▶ **What to work on**:
Scan the entries below for the word "marker" and copy every line where it turns up.

▶ **Figure collection entries**:
• • • • •

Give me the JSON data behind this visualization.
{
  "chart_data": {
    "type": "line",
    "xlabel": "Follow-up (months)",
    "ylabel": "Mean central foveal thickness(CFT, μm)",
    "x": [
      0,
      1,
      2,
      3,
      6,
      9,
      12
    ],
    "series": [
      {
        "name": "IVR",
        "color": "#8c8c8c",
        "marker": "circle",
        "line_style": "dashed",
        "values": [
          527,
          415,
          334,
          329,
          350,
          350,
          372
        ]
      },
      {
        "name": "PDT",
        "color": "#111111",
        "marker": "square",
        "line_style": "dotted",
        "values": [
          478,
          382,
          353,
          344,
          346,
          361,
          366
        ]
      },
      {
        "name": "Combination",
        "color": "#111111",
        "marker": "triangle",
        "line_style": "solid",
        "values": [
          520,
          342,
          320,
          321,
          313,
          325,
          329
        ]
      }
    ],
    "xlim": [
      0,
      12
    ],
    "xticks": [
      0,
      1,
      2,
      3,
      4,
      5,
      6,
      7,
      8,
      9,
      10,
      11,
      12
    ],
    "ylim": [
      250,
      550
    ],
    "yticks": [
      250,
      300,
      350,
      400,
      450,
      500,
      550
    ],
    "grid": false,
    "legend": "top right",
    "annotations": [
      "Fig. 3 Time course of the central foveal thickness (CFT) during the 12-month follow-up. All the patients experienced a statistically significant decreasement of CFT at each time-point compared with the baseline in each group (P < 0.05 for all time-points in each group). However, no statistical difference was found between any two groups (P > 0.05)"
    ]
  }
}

• • • • •

▶ **Exercise result**:
        "marker": "circle",
        "marker": "square",
        "marker": "triangle",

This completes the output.